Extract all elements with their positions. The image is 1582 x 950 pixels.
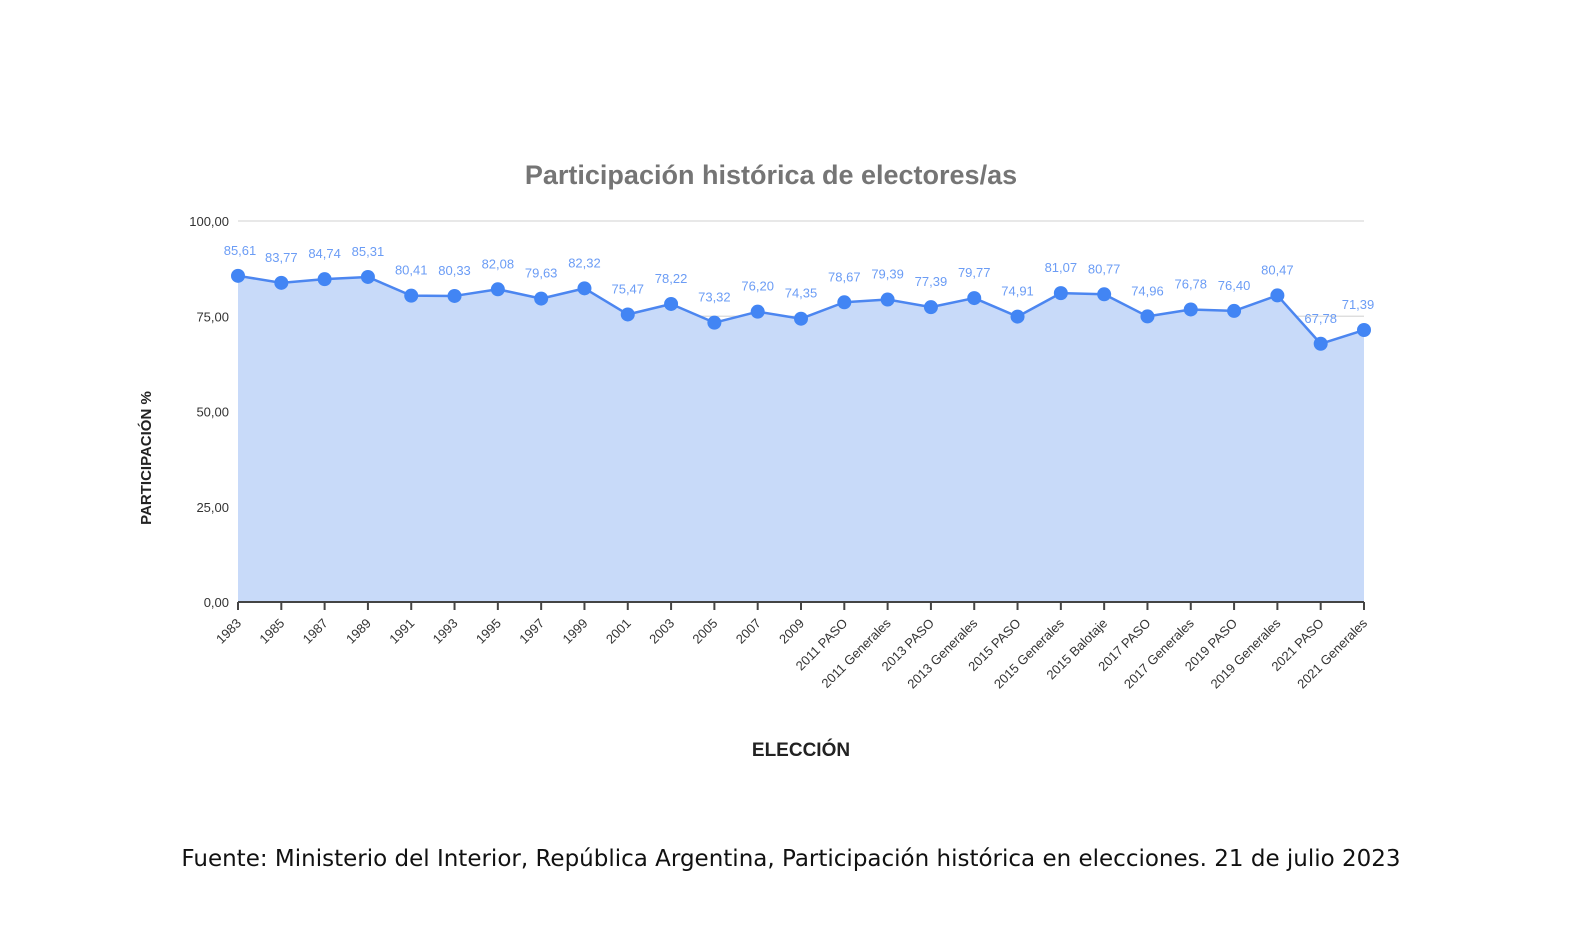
data-point: [664, 296, 679, 311]
data-point: [967, 291, 982, 306]
x-axis-ticks: 1983 1985 1987 1989 1991 1993 1995 1997 1999 2001…: [213, 615, 1370, 691]
data-label: 76,20: [741, 279, 774, 294]
source-note: Fuente: Ministerio del Interior, Repúbli…: [181, 846, 1401, 872]
data-label: 75,47: [611, 281, 644, 296]
x-tick-label: 1983: [213, 616, 244, 647]
x-tick-label: 1989: [343, 616, 374, 647]
data-label: 76,78: [1174, 276, 1207, 291]
area-path: [238, 275, 1364, 602]
x-tick-label: 1991: [386, 616, 417, 647]
data-point: [1313, 336, 1328, 351]
data-labels: 85,61 83,77 84,74 85,31 80,41 80,33 82,08 79,63…: [224, 243, 1375, 326]
data-point: [880, 292, 895, 307]
data-label: 73,32: [698, 290, 731, 305]
data-label: 78,22: [655, 271, 688, 286]
data-point: [1097, 287, 1112, 302]
data-point: [404, 288, 419, 303]
data-label: 85,31: [352, 244, 385, 259]
x-axis-title: ELECCIÓN: [752, 739, 850, 761]
y-axis-title: PARTICIPACIÓN %: [137, 391, 155, 525]
y-tick-label: 50,00: [196, 405, 229, 420]
y-tick-label: 75,00: [196, 309, 229, 324]
data-point: [317, 272, 332, 287]
chart-title: Participación histórica de electores/as: [525, 160, 1017, 190]
data-point: [837, 295, 852, 310]
data-label: 71,39: [1342, 297, 1375, 312]
data-label: 67,78: [1304, 311, 1337, 326]
y-tick-label: 0,00: [204, 595, 229, 610]
data-label: 83,77: [265, 250, 298, 265]
data-point: [794, 311, 808, 326]
data-point: [1227, 303, 1242, 318]
data-point: [620, 307, 635, 322]
x-axis: [237, 601, 1365, 610]
x-tick-label: 2009: [776, 616, 807, 647]
data-label: 80,41: [395, 263, 428, 278]
data-label: 74,96: [1131, 283, 1164, 298]
x-tick-label: 1995: [473, 616, 504, 647]
data-point: [1010, 309, 1025, 324]
data-point: [231, 268, 245, 283]
data-label: 85,61: [224, 243, 257, 258]
data-label: 84,74: [308, 246, 341, 261]
x-tick-label: 2001: [603, 616, 634, 647]
area-fill: [238, 275, 1364, 602]
data-label: 82,32: [568, 255, 601, 270]
data-point: [447, 288, 462, 303]
data-label: 77,39: [915, 274, 948, 289]
x-tick-label: 2005: [689, 616, 720, 647]
y-axis-ticks: 0,00 25,00 50,00 75,00 100,00: [189, 214, 229, 610]
x-tick-label: 1985: [256, 616, 287, 647]
data-point: [1140, 309, 1155, 324]
data-label: 78,67: [828, 269, 861, 284]
x-tick-label: 1999: [560, 616, 591, 647]
data-point: [923, 300, 938, 315]
y-tick-label: 100,00: [189, 214, 229, 229]
data-label: 80,47: [1261, 262, 1294, 277]
data-point: [490, 282, 505, 297]
data-label: 81,07: [1045, 260, 1078, 275]
y-tick-label: 25,00: [196, 500, 229, 515]
data-point: [274, 275, 289, 290]
x-tick-label: 1997: [516, 616, 547, 647]
data-point: [534, 291, 549, 306]
data-label: 79,63: [525, 266, 558, 281]
data-point: [707, 315, 722, 330]
data-label: 82,08: [482, 256, 515, 271]
x-tick-label: 1987: [300, 616, 331, 647]
data-label: 80,77: [1088, 261, 1121, 276]
data-label: 76,40: [1218, 278, 1251, 293]
data-label: 80,33: [438, 263, 471, 278]
x-tick-label: 2007: [733, 616, 764, 647]
data-point: [1183, 302, 1198, 317]
data-point: [1270, 288, 1285, 303]
data-point: [1357, 323, 1371, 338]
data-point: [577, 281, 592, 296]
data-point: [360, 269, 375, 284]
data-point: [750, 304, 765, 319]
data-label: 74,35: [785, 286, 818, 301]
x-tick-label: 1993: [430, 616, 461, 647]
data-label: 79,39: [871, 267, 904, 282]
data-point: [1053, 286, 1068, 301]
data-label: 74,91: [1001, 284, 1034, 299]
data-points: [231, 268, 1371, 351]
data-label: 79,77: [958, 265, 991, 280]
x-tick-label: 2003: [646, 616, 677, 647]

════

:: What is required ::
Rewrite all of the lines above as a Markdown table with two columns, "Row" for the row number and "Line" for the line itself. Skip any blank lines, and leave the picture out of the table.

:: Exercise result ::
| Row | Line |
|---|---|
| 1 | Extract all elements with their positions. The image is 1582 x 950 pixels. |
| 2 | data-point: [664, 296, 679, 311] |
| 3 | data-point: [967, 291, 982, 306] |
| 4 | x-axis-ticks: 1983 1985 1987 1989 1991 1993 1995 1997 1999 2001…: [213, 615, 1370, 691] |
| 5 | data-label: 76,20: [741, 279, 774, 294] |
| 6 | source-note: Fuente: Ministerio del Interior, Repúbli…: [181, 846, 1401, 872] |
| 7 | data-label: 75,47: [611, 281, 644, 296] |
| 8 | x-tick-label: 1983: [213, 616, 244, 647] |
| 9 | x-tick-label: 1989: [343, 616, 374, 647] |
| 10 | data-label: 76,78: [1174, 276, 1207, 291] |
| 11 | area-path: [238, 275, 1364, 602] |
| 12 | x-tick-label: 1991: [386, 616, 417, 647] |
| 13 | data-point: [1313, 336, 1328, 351] |
| 14 | data-labels: 85,61 83,77 84,74 85,31 80,41 80,33 82,08 79,63…: [224, 243, 1375, 326] |
| 15 | data-point: [880, 292, 895, 307] |
| 16 | data-label: 73,32: [698, 290, 731, 305] |
| 17 | data-label: 78,22: [655, 271, 688, 286] |
| 18 | data-point: [1097, 287, 1112, 302] |
| 19 | data-point: [404, 288, 419, 303] |
| 20 | data-label: 85,31: [352, 244, 385, 259] |
| 21 | x-axis-title: ELECCIÓN: [752, 739, 850, 761] |
| 22 | y-axis-title: PARTICIPACIÓN %: [137, 391, 155, 525] |
| 23 | y-tick-label: 50,00: [196, 405, 229, 420] |
| 24 | y-tick-label: 75,00: [196, 309, 229, 324] |
| 25 | data-point: [317, 272, 332, 287] |
| 26 | chart-title: Participación histórica de electores/as: [525, 160, 1017, 190] |
| 27 | data-point: [837, 295, 852, 310] |
| 28 | data-label: 71,39: [1342, 297, 1375, 312] |
| 29 | data-label: 67,78: [1304, 311, 1337, 326] |
| 30 | y-tick-label: 0,00: [204, 595, 229, 610] |
| 31 | data-label: 83,77: [265, 250, 298, 265] |
| 32 | data-point: [794, 311, 808, 326] |
| 33 | data-point: [1227, 303, 1242, 318] |
| 34 | data-point: [620, 307, 635, 322] |
| 35 | x-axis: [237, 601, 1365, 610] |
| 36 | x-tick-label: 2009: [776, 616, 807, 647] |
| 37 | data-label: 80,41: [395, 263, 428, 278] |
| 38 | data-label: 74,96: [1131, 283, 1164, 298] |
| 39 | x-tick-label: 1995: [473, 616, 504, 647] |
| 40 | data-point: [1010, 309, 1025, 324] |
| 41 | data-point: [231, 268, 245, 283] |
| 42 | data-label: 85,61: [224, 243, 257, 258] |
| 43 | data-label: 84,74: [308, 246, 341, 261] |
| 44 | x-tick-label: 2001: [603, 616, 634, 647] |
| 45 | area-fill: [238, 275, 1364, 602] |
| 46 | data-label: 82,32: [568, 255, 601, 270] |
| 47 | data-point: [447, 288, 462, 303] |
| 48 | data-label: 77,39: [915, 274, 948, 289] |
| 49 | x-tick-label: 2005: [689, 616, 720, 647] |
| 50 | y-axis-ticks: 0,00 25,00 50,00 75,00 100,00: [189, 214, 229, 610] |
| 51 | x-tick-label: 1985: [256, 616, 287, 647] |
| 52 | data-point: [1140, 309, 1155, 324] |
| 53 | data-label: 78,67: [828, 269, 861, 284] |
| 54 | x-tick-label: 1999: [560, 616, 591, 647] |
| 55 | data-point: [923, 300, 938, 315] |
| 56 | y-tick-label: 100,00: [189, 214, 229, 229] |
| 57 | data-label: 80,47: [1261, 262, 1294, 277] |
| 58 | data-point: [490, 282, 505, 297] |
| 59 | data-label: 81,07: [1045, 260, 1078, 275] |
| 60 | y-tick-label: 25,00: [196, 500, 229, 515] |
| 61 | data-point: [274, 275, 289, 290] |
| 62 | x-tick-label: 1997: [516, 616, 547, 647] |
| 63 | data-point: [534, 291, 549, 306] |
| 64 | data-label: 79,63: [525, 266, 558, 281] |
| 65 | data-point: [707, 315, 722, 330] |
| 66 | data-label: 82,08: [482, 256, 515, 271] |
| 67 | x-tick-label: 1987: [300, 616, 331, 647] |
| 68 | data-label: 80,77: [1088, 261, 1121, 276] |
| 69 | data-label: 76,40: [1218, 278, 1251, 293] |
| 70 | data-label: 80,33: [438, 263, 471, 278] |
| 71 | x-tick-label: 2007: [733, 616, 764, 647] |
| 72 | data-point: [1183, 302, 1198, 317] |
| 73 | data-point: [1270, 288, 1285, 303] |
| 74 | data-point: [1357, 323, 1371, 338] |
| 75 | data-point: [577, 281, 592, 296] |
| 76 | data-point: [360, 269, 375, 284] |
| 77 | data-point: [750, 304, 765, 319] |
| 78 | data-label: 74,35: [785, 286, 818, 301] |
| 79 | x-tick-label: 1993: [430, 616, 461, 647] |
| 80 | data-label: 79,39: [871, 267, 904, 282] |
| 81 | data-point: [1053, 286, 1068, 301] |
| 82 | data-label: 74,91: [1001, 284, 1034, 299] |
| 83 | data-points: [231, 268, 1371, 351] |
| 84 | data-label: 79,77: [958, 265, 991, 280] |
| 85 | x-tick-label: 2003: [646, 616, 677, 647] |